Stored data
───
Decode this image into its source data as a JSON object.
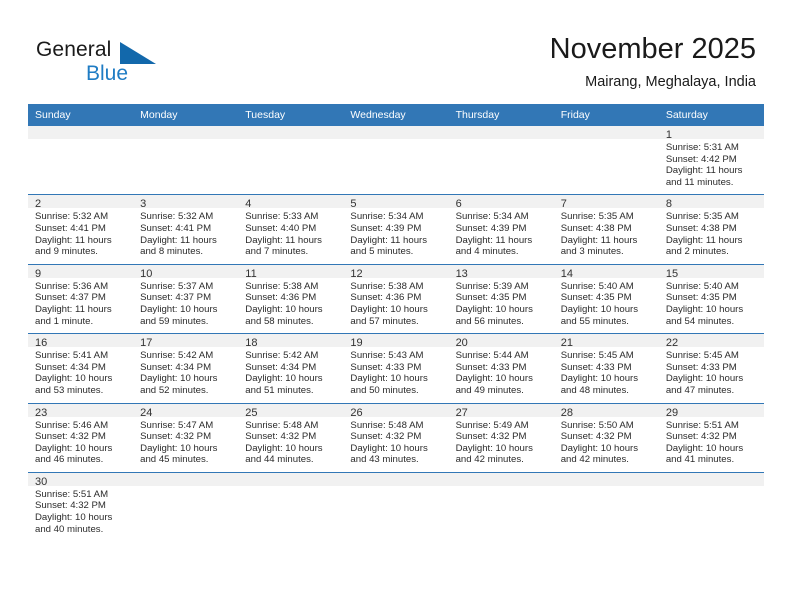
{
  "brand": {
    "name_part1": "General",
    "name_part2": "Blue",
    "flag_color": "#1f7cc4",
    "text_color": "#1a1a1a"
  },
  "header": {
    "title": "November 2025",
    "subtitle": "Mairang, Meghalaya, India"
  },
  "theme": {
    "header_blue": "#3277b6",
    "daynum_background": "#f1f1f1",
    "grid_line": "#3277b6"
  },
  "weekdays": [
    "Sunday",
    "Monday",
    "Tuesday",
    "Wednesday",
    "Thursday",
    "Friday",
    "Saturday"
  ],
  "labels": {
    "sunrise": "Sunrise:",
    "sunset": "Sunset:",
    "daylight": "Daylight:"
  },
  "weeks": [
    [
      {
        "day": "",
        "sunrise": "",
        "sunset": "",
        "daylight": ""
      },
      {
        "day": "",
        "sunrise": "",
        "sunset": "",
        "daylight": ""
      },
      {
        "day": "",
        "sunrise": "",
        "sunset": "",
        "daylight": ""
      },
      {
        "day": "",
        "sunrise": "",
        "sunset": "",
        "daylight": ""
      },
      {
        "day": "",
        "sunrise": "",
        "sunset": "",
        "daylight": ""
      },
      {
        "day": "",
        "sunrise": "",
        "sunset": "",
        "daylight": ""
      },
      {
        "day": "1",
        "sunrise": "Sunrise: 5:31 AM",
        "sunset": "Sunset: 4:42 PM",
        "daylight": "Daylight: 11 hours and 11 minutes."
      }
    ],
    [
      {
        "day": "2",
        "sunrise": "Sunrise: 5:32 AM",
        "sunset": "Sunset: 4:41 PM",
        "daylight": "Daylight: 11 hours and 9 minutes."
      },
      {
        "day": "3",
        "sunrise": "Sunrise: 5:32 AM",
        "sunset": "Sunset: 4:41 PM",
        "daylight": "Daylight: 11 hours and 8 minutes."
      },
      {
        "day": "4",
        "sunrise": "Sunrise: 5:33 AM",
        "sunset": "Sunset: 4:40 PM",
        "daylight": "Daylight: 11 hours and 7 minutes."
      },
      {
        "day": "5",
        "sunrise": "Sunrise: 5:34 AM",
        "sunset": "Sunset: 4:39 PM",
        "daylight": "Daylight: 11 hours and 5 minutes."
      },
      {
        "day": "6",
        "sunrise": "Sunrise: 5:34 AM",
        "sunset": "Sunset: 4:39 PM",
        "daylight": "Daylight: 11 hours and 4 minutes."
      },
      {
        "day": "7",
        "sunrise": "Sunrise: 5:35 AM",
        "sunset": "Sunset: 4:38 PM",
        "daylight": "Daylight: 11 hours and 3 minutes."
      },
      {
        "day": "8",
        "sunrise": "Sunrise: 5:35 AM",
        "sunset": "Sunset: 4:38 PM",
        "daylight": "Daylight: 11 hours and 2 minutes."
      }
    ],
    [
      {
        "day": "9",
        "sunrise": "Sunrise: 5:36 AM",
        "sunset": "Sunset: 4:37 PM",
        "daylight": "Daylight: 11 hours and 1 minute."
      },
      {
        "day": "10",
        "sunrise": "Sunrise: 5:37 AM",
        "sunset": "Sunset: 4:37 PM",
        "daylight": "Daylight: 10 hours and 59 minutes."
      },
      {
        "day": "11",
        "sunrise": "Sunrise: 5:38 AM",
        "sunset": "Sunset: 4:36 PM",
        "daylight": "Daylight: 10 hours and 58 minutes."
      },
      {
        "day": "12",
        "sunrise": "Sunrise: 5:38 AM",
        "sunset": "Sunset: 4:36 PM",
        "daylight": "Daylight: 10 hours and 57 minutes."
      },
      {
        "day": "13",
        "sunrise": "Sunrise: 5:39 AM",
        "sunset": "Sunset: 4:35 PM",
        "daylight": "Daylight: 10 hours and 56 minutes."
      },
      {
        "day": "14",
        "sunrise": "Sunrise: 5:40 AM",
        "sunset": "Sunset: 4:35 PM",
        "daylight": "Daylight: 10 hours and 55 minutes."
      },
      {
        "day": "15",
        "sunrise": "Sunrise: 5:40 AM",
        "sunset": "Sunset: 4:35 PM",
        "daylight": "Daylight: 10 hours and 54 minutes."
      }
    ],
    [
      {
        "day": "16",
        "sunrise": "Sunrise: 5:41 AM",
        "sunset": "Sunset: 4:34 PM",
        "daylight": "Daylight: 10 hours and 53 minutes."
      },
      {
        "day": "17",
        "sunrise": "Sunrise: 5:42 AM",
        "sunset": "Sunset: 4:34 PM",
        "daylight": "Daylight: 10 hours and 52 minutes."
      },
      {
        "day": "18",
        "sunrise": "Sunrise: 5:42 AM",
        "sunset": "Sunset: 4:34 PM",
        "daylight": "Daylight: 10 hours and 51 minutes."
      },
      {
        "day": "19",
        "sunrise": "Sunrise: 5:43 AM",
        "sunset": "Sunset: 4:33 PM",
        "daylight": "Daylight: 10 hours and 50 minutes."
      },
      {
        "day": "20",
        "sunrise": "Sunrise: 5:44 AM",
        "sunset": "Sunset: 4:33 PM",
        "daylight": "Daylight: 10 hours and 49 minutes."
      },
      {
        "day": "21",
        "sunrise": "Sunrise: 5:45 AM",
        "sunset": "Sunset: 4:33 PM",
        "daylight": "Daylight: 10 hours and 48 minutes."
      },
      {
        "day": "22",
        "sunrise": "Sunrise: 5:45 AM",
        "sunset": "Sunset: 4:33 PM",
        "daylight": "Daylight: 10 hours and 47 minutes."
      }
    ],
    [
      {
        "day": "23",
        "sunrise": "Sunrise: 5:46 AM",
        "sunset": "Sunset: 4:32 PM",
        "daylight": "Daylight: 10 hours and 46 minutes."
      },
      {
        "day": "24",
        "sunrise": "Sunrise: 5:47 AM",
        "sunset": "Sunset: 4:32 PM",
        "daylight": "Daylight: 10 hours and 45 minutes."
      },
      {
        "day": "25",
        "sunrise": "Sunrise: 5:48 AM",
        "sunset": "Sunset: 4:32 PM",
        "daylight": "Daylight: 10 hours and 44 minutes."
      },
      {
        "day": "26",
        "sunrise": "Sunrise: 5:48 AM",
        "sunset": "Sunset: 4:32 PM",
        "daylight": "Daylight: 10 hours and 43 minutes."
      },
      {
        "day": "27",
        "sunrise": "Sunrise: 5:49 AM",
        "sunset": "Sunset: 4:32 PM",
        "daylight": "Daylight: 10 hours and 42 minutes."
      },
      {
        "day": "28",
        "sunrise": "Sunrise: 5:50 AM",
        "sunset": "Sunset: 4:32 PM",
        "daylight": "Daylight: 10 hours and 42 minutes."
      },
      {
        "day": "29",
        "sunrise": "Sunrise: 5:51 AM",
        "sunset": "Sunset: 4:32 PM",
        "daylight": "Daylight: 10 hours and 41 minutes."
      }
    ],
    [
      {
        "day": "30",
        "sunrise": "Sunrise: 5:51 AM",
        "sunset": "Sunset: 4:32 PM",
        "daylight": "Daylight: 10 hours and 40 minutes."
      },
      {
        "day": "",
        "sunrise": "",
        "sunset": "",
        "daylight": ""
      },
      {
        "day": "",
        "sunrise": "",
        "sunset": "",
        "daylight": ""
      },
      {
        "day": "",
        "sunrise": "",
        "sunset": "",
        "daylight": ""
      },
      {
        "day": "",
        "sunrise": "",
        "sunset": "",
        "daylight": ""
      },
      {
        "day": "",
        "sunrise": "",
        "sunset": "",
        "daylight": ""
      },
      {
        "day": "",
        "sunrise": "",
        "sunset": "",
        "daylight": ""
      }
    ]
  ]
}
───
Print the whole listing above once more, word for word, without its pictures.

Decode this image into its source data as a JSON object.
{
  "brand": {
    "name_part1": "General",
    "name_part2": "Blue",
    "flag_color": "#1f7cc4",
    "text_color": "#1a1a1a"
  },
  "header": {
    "title": "November 2025",
    "subtitle": "Mairang, Meghalaya, India"
  },
  "theme": {
    "header_blue": "#3277b6",
    "daynum_background": "#f1f1f1",
    "grid_line": "#3277b6"
  },
  "weekdays": [
    "Sunday",
    "Monday",
    "Tuesday",
    "Wednesday",
    "Thursday",
    "Friday",
    "Saturday"
  ],
  "labels": {
    "sunrise": "Sunrise:",
    "sunset": "Sunset:",
    "daylight": "Daylight:"
  },
  "weeks": [
    [
      {
        "day": "",
        "sunrise": "",
        "sunset": "",
        "daylight": ""
      },
      {
        "day": "",
        "sunrise": "",
        "sunset": "",
        "daylight": ""
      },
      {
        "day": "",
        "sunrise": "",
        "sunset": "",
        "daylight": ""
      },
      {
        "day": "",
        "sunrise": "",
        "sunset": "",
        "daylight": ""
      },
      {
        "day": "",
        "sunrise": "",
        "sunset": "",
        "daylight": ""
      },
      {
        "day": "",
        "sunrise": "",
        "sunset": "",
        "daylight": ""
      },
      {
        "day": "1",
        "sunrise": "Sunrise: 5:31 AM",
        "sunset": "Sunset: 4:42 PM",
        "daylight": "Daylight: 11 hours and 11 minutes."
      }
    ],
    [
      {
        "day": "2",
        "sunrise": "Sunrise: 5:32 AM",
        "sunset": "Sunset: 4:41 PM",
        "daylight": "Daylight: 11 hours and 9 minutes."
      },
      {
        "day": "3",
        "sunrise": "Sunrise: 5:32 AM",
        "sunset": "Sunset: 4:41 PM",
        "daylight": "Daylight: 11 hours and 8 minutes."
      },
      {
        "day": "4",
        "sunrise": "Sunrise: 5:33 AM",
        "sunset": "Sunset: 4:40 PM",
        "daylight": "Daylight: 11 hours and 7 minutes."
      },
      {
        "day": "5",
        "sunrise": "Sunrise: 5:34 AM",
        "sunset": "Sunset: 4:39 PM",
        "daylight": "Daylight: 11 hours and 5 minutes."
      },
      {
        "day": "6",
        "sunrise": "Sunrise: 5:34 AM",
        "sunset": "Sunset: 4:39 PM",
        "daylight": "Daylight: 11 hours and 4 minutes."
      },
      {
        "day": "7",
        "sunrise": "Sunrise: 5:35 AM",
        "sunset": "Sunset: 4:38 PM",
        "daylight": "Daylight: 11 hours and 3 minutes."
      },
      {
        "day": "8",
        "sunrise": "Sunrise: 5:35 AM",
        "sunset": "Sunset: 4:38 PM",
        "daylight": "Daylight: 11 hours and 2 minutes."
      }
    ],
    [
      {
        "day": "9",
        "sunrise": "Sunrise: 5:36 AM",
        "sunset": "Sunset: 4:37 PM",
        "daylight": "Daylight: 11 hours and 1 minute."
      },
      {
        "day": "10",
        "sunrise": "Sunrise: 5:37 AM",
        "sunset": "Sunset: 4:37 PM",
        "daylight": "Daylight: 10 hours and 59 minutes."
      },
      {
        "day": "11",
        "sunrise": "Sunrise: 5:38 AM",
        "sunset": "Sunset: 4:36 PM",
        "daylight": "Daylight: 10 hours and 58 minutes."
      },
      {
        "day": "12",
        "sunrise": "Sunrise: 5:38 AM",
        "sunset": "Sunset: 4:36 PM",
        "daylight": "Daylight: 10 hours and 57 minutes."
      },
      {
        "day": "13",
        "sunrise": "Sunrise: 5:39 AM",
        "sunset": "Sunset: 4:35 PM",
        "daylight": "Daylight: 10 hours and 56 minutes."
      },
      {
        "day": "14",
        "sunrise": "Sunrise: 5:40 AM",
        "sunset": "Sunset: 4:35 PM",
        "daylight": "Daylight: 10 hours and 55 minutes."
      },
      {
        "day": "15",
        "sunrise": "Sunrise: 5:40 AM",
        "sunset": "Sunset: 4:35 PM",
        "daylight": "Daylight: 10 hours and 54 minutes."
      }
    ],
    [
      {
        "day": "16",
        "sunrise": "Sunrise: 5:41 AM",
        "sunset": "Sunset: 4:34 PM",
        "daylight": "Daylight: 10 hours and 53 minutes."
      },
      {
        "day": "17",
        "sunrise": "Sunrise: 5:42 AM",
        "sunset": "Sunset: 4:34 PM",
        "daylight": "Daylight: 10 hours and 52 minutes."
      },
      {
        "day": "18",
        "sunrise": "Sunrise: 5:42 AM",
        "sunset": "Sunset: 4:34 PM",
        "daylight": "Daylight: 10 hours and 51 minutes."
      },
      {
        "day": "19",
        "sunrise": "Sunrise: 5:43 AM",
        "sunset": "Sunset: 4:33 PM",
        "daylight": "Daylight: 10 hours and 50 minutes."
      },
      {
        "day": "20",
        "sunrise": "Sunrise: 5:44 AM",
        "sunset": "Sunset: 4:33 PM",
        "daylight": "Daylight: 10 hours and 49 minutes."
      },
      {
        "day": "21",
        "sunrise": "Sunrise: 5:45 AM",
        "sunset": "Sunset: 4:33 PM",
        "daylight": "Daylight: 10 hours and 48 minutes."
      },
      {
        "day": "22",
        "sunrise": "Sunrise: 5:45 AM",
        "sunset": "Sunset: 4:33 PM",
        "daylight": "Daylight: 10 hours and 47 minutes."
      }
    ],
    [
      {
        "day": "23",
        "sunrise": "Sunrise: 5:46 AM",
        "sunset": "Sunset: 4:32 PM",
        "daylight": "Daylight: 10 hours and 46 minutes."
      },
      {
        "day": "24",
        "sunrise": "Sunrise: 5:47 AM",
        "sunset": "Sunset: 4:32 PM",
        "daylight": "Daylight: 10 hours and 45 minutes."
      },
      {
        "day": "25",
        "sunrise": "Sunrise: 5:48 AM",
        "sunset": "Sunset: 4:32 PM",
        "daylight": "Daylight: 10 hours and 44 minutes."
      },
      {
        "day": "26",
        "sunrise": "Sunrise: 5:48 AM",
        "sunset": "Sunset: 4:32 PM",
        "daylight": "Daylight: 10 hours and 43 minutes."
      },
      {
        "day": "27",
        "sunrise": "Sunrise: 5:49 AM",
        "sunset": "Sunset: 4:32 PM",
        "daylight": "Daylight: 10 hours and 42 minutes."
      },
      {
        "day": "28",
        "sunrise": "Sunrise: 5:50 AM",
        "sunset": "Sunset: 4:32 PM",
        "daylight": "Daylight: 10 hours and 42 minutes."
      },
      {
        "day": "29",
        "sunrise": "Sunrise: 5:51 AM",
        "sunset": "Sunset: 4:32 PM",
        "daylight": "Daylight: 10 hours and 41 minutes."
      }
    ],
    [
      {
        "day": "30",
        "sunrise": "Sunrise: 5:51 AM",
        "sunset": "Sunset: 4:32 PM",
        "daylight": "Daylight: 10 hours and 40 minutes."
      },
      {
        "day": "",
        "sunrise": "",
        "sunset": "",
        "daylight": ""
      },
      {
        "day": "",
        "sunrise": "",
        "sunset": "",
        "daylight": ""
      },
      {
        "day": "",
        "sunrise": "",
        "sunset": "",
        "daylight": ""
      },
      {
        "day": "",
        "sunrise": "",
        "sunset": "",
        "daylight": ""
      },
      {
        "day": "",
        "sunrise": "",
        "sunset": "",
        "daylight": ""
      },
      {
        "day": "",
        "sunrise": "",
        "sunset": "",
        "daylight": ""
      }
    ]
  ]
}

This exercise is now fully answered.